• Brief
Reproduce the complete listing without any deviation.

• Task inputs

# # # #

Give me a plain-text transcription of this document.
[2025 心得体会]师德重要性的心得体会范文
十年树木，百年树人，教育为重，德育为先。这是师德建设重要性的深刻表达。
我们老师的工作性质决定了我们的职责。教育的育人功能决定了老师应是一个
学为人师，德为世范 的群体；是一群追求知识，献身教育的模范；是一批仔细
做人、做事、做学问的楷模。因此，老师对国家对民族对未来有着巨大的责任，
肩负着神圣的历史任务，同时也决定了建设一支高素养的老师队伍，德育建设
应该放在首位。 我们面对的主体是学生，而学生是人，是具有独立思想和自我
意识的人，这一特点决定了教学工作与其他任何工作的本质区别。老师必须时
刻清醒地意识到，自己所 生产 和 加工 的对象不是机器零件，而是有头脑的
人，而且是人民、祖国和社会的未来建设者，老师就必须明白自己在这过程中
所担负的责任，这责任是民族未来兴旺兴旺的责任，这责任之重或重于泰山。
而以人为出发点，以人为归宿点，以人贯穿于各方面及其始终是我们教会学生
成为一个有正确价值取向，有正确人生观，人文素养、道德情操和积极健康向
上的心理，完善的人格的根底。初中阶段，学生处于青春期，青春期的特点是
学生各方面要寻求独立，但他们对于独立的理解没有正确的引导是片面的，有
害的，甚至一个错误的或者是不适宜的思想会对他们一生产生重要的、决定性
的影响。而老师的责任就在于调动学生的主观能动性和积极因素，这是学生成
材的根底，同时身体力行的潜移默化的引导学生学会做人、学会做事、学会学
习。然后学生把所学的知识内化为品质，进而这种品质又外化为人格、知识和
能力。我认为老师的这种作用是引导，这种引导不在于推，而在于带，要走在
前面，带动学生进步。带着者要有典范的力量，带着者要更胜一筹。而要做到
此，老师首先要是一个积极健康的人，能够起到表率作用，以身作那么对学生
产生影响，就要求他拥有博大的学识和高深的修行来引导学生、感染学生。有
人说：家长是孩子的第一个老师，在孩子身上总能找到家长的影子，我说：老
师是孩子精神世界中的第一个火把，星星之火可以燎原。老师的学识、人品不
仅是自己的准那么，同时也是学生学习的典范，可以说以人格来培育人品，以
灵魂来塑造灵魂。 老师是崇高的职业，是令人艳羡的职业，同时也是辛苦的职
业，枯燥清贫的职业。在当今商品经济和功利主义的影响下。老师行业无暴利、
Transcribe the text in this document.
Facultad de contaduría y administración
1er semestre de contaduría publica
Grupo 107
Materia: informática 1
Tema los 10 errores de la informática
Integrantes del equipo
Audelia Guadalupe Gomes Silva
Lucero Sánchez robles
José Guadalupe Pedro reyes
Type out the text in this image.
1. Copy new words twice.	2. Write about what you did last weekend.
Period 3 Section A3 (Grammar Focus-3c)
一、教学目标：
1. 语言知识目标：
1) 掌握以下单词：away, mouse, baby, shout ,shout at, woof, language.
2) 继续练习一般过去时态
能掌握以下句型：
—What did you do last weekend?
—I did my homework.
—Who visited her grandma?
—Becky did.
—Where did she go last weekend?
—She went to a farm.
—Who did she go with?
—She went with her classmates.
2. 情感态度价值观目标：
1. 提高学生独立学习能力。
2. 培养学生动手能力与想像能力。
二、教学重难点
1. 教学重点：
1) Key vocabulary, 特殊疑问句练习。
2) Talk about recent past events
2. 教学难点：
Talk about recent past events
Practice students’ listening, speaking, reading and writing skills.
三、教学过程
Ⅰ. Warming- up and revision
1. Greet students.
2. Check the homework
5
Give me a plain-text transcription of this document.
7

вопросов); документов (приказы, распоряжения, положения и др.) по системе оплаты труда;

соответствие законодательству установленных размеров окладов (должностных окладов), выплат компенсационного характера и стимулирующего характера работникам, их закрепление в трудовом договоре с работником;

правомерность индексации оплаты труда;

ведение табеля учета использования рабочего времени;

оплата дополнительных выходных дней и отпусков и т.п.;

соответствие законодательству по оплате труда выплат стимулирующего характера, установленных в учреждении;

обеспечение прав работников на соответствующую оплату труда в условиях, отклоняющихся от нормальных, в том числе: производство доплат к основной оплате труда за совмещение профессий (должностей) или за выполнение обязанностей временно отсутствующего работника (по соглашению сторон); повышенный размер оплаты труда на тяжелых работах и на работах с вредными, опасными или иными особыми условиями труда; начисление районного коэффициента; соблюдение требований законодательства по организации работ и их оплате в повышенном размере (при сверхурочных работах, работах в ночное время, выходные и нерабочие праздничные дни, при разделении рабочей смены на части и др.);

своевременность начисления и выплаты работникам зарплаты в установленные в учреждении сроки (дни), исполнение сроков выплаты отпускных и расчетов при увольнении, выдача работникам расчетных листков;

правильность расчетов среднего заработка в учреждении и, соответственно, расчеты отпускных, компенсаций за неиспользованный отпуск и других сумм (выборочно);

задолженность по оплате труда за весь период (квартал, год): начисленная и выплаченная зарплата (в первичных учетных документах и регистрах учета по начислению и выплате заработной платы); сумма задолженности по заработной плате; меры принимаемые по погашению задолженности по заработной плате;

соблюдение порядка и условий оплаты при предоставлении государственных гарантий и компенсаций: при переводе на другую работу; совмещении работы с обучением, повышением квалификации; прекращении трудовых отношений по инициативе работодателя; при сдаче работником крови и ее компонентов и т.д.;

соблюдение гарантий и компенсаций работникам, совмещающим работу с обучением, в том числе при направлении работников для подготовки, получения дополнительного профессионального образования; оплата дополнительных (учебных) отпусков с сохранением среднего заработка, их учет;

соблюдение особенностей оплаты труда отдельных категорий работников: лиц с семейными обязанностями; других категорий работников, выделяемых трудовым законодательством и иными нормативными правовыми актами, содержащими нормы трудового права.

# # # #

• Final answer
Give me a plain-text transcription of this document.
[2025 心得体会]师德重要性的心得体会范文
十年树木，百年树人，教育为重，德育为先。这是师德建设重要性的深刻表达。
我们老师的工作性质决定了我们的职责。教育的育人功能决定了老师应是一个
学为人师，德为世范 的群体；是一群追求知识，献身教育的模范；是一批仔细
做人、做事、做学问的楷模。因此，老师对国家对民族对未来有着巨大的责任，
肩负着神圣的历史任务，同时也决定了建设一支高素养的老师队伍，德育建设
应该放在首位。 我们面对的主体是学生，而学生是人，是具有独立思想和自我
意识的人，这一特点决定了教学工作与其他任何工作的本质区别。老师必须时
刻清醒地意识到，自己所 生产 和 加工 的对象不是机器零件，而是有头脑的
人，而且是人民、祖国和社会的未来建设者，老师就必须明白自己在这过程中
所担负的责任，这责任是民族未来兴旺兴旺的责任，这责任之重或重于泰山。
而以人为出发点，以人为归宿点，以人贯穿于各方面及其始终是我们教会学生
成为一个有正确价值取向，有正确人生观，人文素养、道德情操和积极健康向
上的心理，完善的人格的根底。初中阶段，学生处于青春期，青春期的特点是
学生各方面要寻求独立，但他们对于独立的理解没有正确的引导是片面的，有
害的，甚至一个错误的或者是不适宜的思想会对他们一生产生重要的、决定性
的影响。而老师的责任就在于调动学生的主观能动性和积极因素，这是学生成
材的根底，同时身体力行的潜移默化的引导学生学会做人、学会做事、学会学
习。然后学生把所学的知识内化为品质，进而这种品质又外化为人格、知识和
能力。我认为老师的这种作用是引导，这种引导不在于推，而在于带，要走在
前面，带动学生进步。带着者要有典范的力量，带着者要更胜一筹。而要做到
此，老师首先要是一个积极健康的人，能够起到表率作用，以身作那么对学生
产生影响，就要求他拥有博大的学识和高深的修行来引导学生、感染学生。有
人说：家长是孩子的第一个老师，在孩子身上总能找到家长的影子，我说：老
师是孩子精神世界中的第一个火把，星星之火可以燎原。老师的学识、人品不
仅是自己的准那么，同时也是学生学习的典范，可以说以人格来培育人品，以
灵魂来塑造灵魂。 老师是崇高的职业，是令人艳羡的职业，同时也是辛苦的职
业，枯燥清贫的职业。在当今商品经济和功利主义的影响下。老师行业无暴利、
Transcribe the text in this document.
Facultad de contaduría y administración
1er semestre de contaduría publica
Grupo 107
Materia: informática 1
Tema los 10 errores de la informática
Integrantes del equipo
Audelia Guadalupe Gomes Silva
Lucero Sánchez robles
José Guadalupe Pedro reyes
Type out the text in this image.
1. Copy new words twice.	2. Write about what you did last weekend.
Period 3 Section A3 (Grammar Focus-3c)
一、教学目标：
1. 语言知识目标：
1) 掌握以下单词：away, mouse, baby, shout ,shout at, woof, language.
2) 继续练习一般过去时态
能掌握以下句型：
—What did you do last weekend?
—I did my homework.
—Who visited her grandma?
—Becky did.
—Where did she go last weekend?
—She went to a farm.
—Who did she go with?
—She went with her classmates.
2. 情感态度价值观目标：
1. 提高学生独立学习能力。
2. 培养学生动手能力与想像能力。
二、教学重难点
1. 教学重点：
1) Key vocabulary, 特殊疑问句练习。
2) Talk about recent past events
2. 教学难点：
Talk about recent past events
Practice students’ listening, speaking, reading and writing skills.
三、教学过程
Ⅰ. Warming- up and revision
1. Greet students.
2. Check the homework
5
Give me a plain-text transcription of this document.
7

вопросов); документов (приказы, распоряжения, положения и др.) по системе оплаты труда;

соответствие законодательству установленных размеров окладов (должностных окладов), выплат компенсационного характера и стимулирующего характера работникам, их закрепление в трудовом договоре с работником;

правомерность индексации оплаты труда;

ведение табеля учета использования рабочего времени;

оплата дополнительных выходных дней и отпусков и т.п.;

соответствие законодательству по оплате труда выплат стимулирующего характера, установленных в учреждении;

обеспечение прав работников на соответствующую оплату труда в условиях, отклоняющихся от нормальных, в том числе: производство доплат к основной оплате труда за совмещение профессий (должностей) или за выполнение обязанностей временно отсутствующего работника (по соглашению сторон); повышенный размер оплаты труда на тяжелых работах и на работах с вредными, опасными или иными особыми условиями труда; начисление районного коэффициента; соблюдение требований законодательства по организации работ и их оплате в повышенном размере (при сверхурочных работах, работах в ночное время, выходные и нерабочие праздничные дни, при разделении рабочей смены на части и др.);

своевременность начисления и выплаты работникам зарплаты в установленные в учреждении сроки (дни), исполнение сроков выплаты отпускных и расчетов при увольнении, выдача работникам расчетных листков;

правильность расчетов среднего заработка в учреждении и, соответственно, расчеты отпускных, компенсаций за неиспользованный отпуск и других сумм (выборочно);

задолженность по оплате труда за весь период (квартал, год): начисленная и выплаченная зарплата (в первичных учетных документах и регистрах учета по начислению и выплате заработной платы); сумма задолженности по заработной плате; меры принимаемые по погашению задолженности по заработной плате;

соблюдение порядка и условий оплаты при предоставлении государственных гарантий и компенсаций: при переводе на другую работу; совмещении работы с обучением, повышением квалификации; прекращении трудовых отношений по инициативе работодателя; при сдаче работником крови и ее компонентов и т.д.;

соблюдение гарантий и компенсаций работникам, совмещающим работу с обучением, в том числе при направлении работников для подготовки, получения дополнительного профессионального образования; оплата дополнительных (учебных) отпусков с сохранением среднего заработка, их учет;

соблюдение особенностей оплаты труда отдельных категорий работников: лиц с семейными обязанностями; других категорий работников, выделяемых трудовым законодательством и иными нормативными правовыми актами, содержащими нормы трудового права.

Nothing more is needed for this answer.